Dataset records
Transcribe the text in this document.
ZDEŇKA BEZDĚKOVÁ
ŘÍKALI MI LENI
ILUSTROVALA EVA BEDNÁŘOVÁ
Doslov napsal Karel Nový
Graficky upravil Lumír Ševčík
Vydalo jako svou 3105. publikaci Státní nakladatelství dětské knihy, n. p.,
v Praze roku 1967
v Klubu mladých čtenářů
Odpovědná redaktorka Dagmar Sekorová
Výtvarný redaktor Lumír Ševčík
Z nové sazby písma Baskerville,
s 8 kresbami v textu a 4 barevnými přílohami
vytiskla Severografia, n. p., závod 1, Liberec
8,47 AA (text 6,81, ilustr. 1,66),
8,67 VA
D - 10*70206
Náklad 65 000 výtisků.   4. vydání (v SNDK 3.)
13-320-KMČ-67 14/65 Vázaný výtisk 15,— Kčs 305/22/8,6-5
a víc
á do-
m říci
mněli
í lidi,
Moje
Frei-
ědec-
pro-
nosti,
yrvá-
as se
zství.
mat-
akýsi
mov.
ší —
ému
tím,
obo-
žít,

GIVEN INSTRUCTION
Return all the data above once more, precisely as given.

REPLY TO THE TASK
Transcribe the text in this document.
ZDEŇKA BEZDĚKOVÁ
ŘÍKALI MI LENI
ILUSTROVALA EVA BEDNÁŘOVÁ
Doslov napsal Karel Nový
Graficky upravil Lumír Ševčík
Vydalo jako svou 3105. publikaci Státní nakladatelství dětské knihy, n. p.,
v Praze roku 1967
v Klubu mladých čtenářů
Odpovědná redaktorka Dagmar Sekorová
Výtvarný redaktor Lumír Ševčík
Z nové sazby písma Baskerville,
s 8 kresbami v textu a 4 barevnými přílohami
vytiskla Severografia, n. p., závod 1, Liberec
8,47 AA (text 6,81, ilustr. 1,66),
8,67 VA
D - 10*70206
Náklad 65 000 výtisků.   4. vydání (v SNDK 3.)
13-320-KMČ-67 14/65 Vázaný výtisk 15,— Kčs 305/22/8,6-5
a víc
á do-
m říci
mněli
í lidi,
Moje
Frei-
ědec-
pro-
nosti,
yrvá-
as se
zství.
mat-
akýsi
mov.
ší —
ému
tím,
obo-
žít,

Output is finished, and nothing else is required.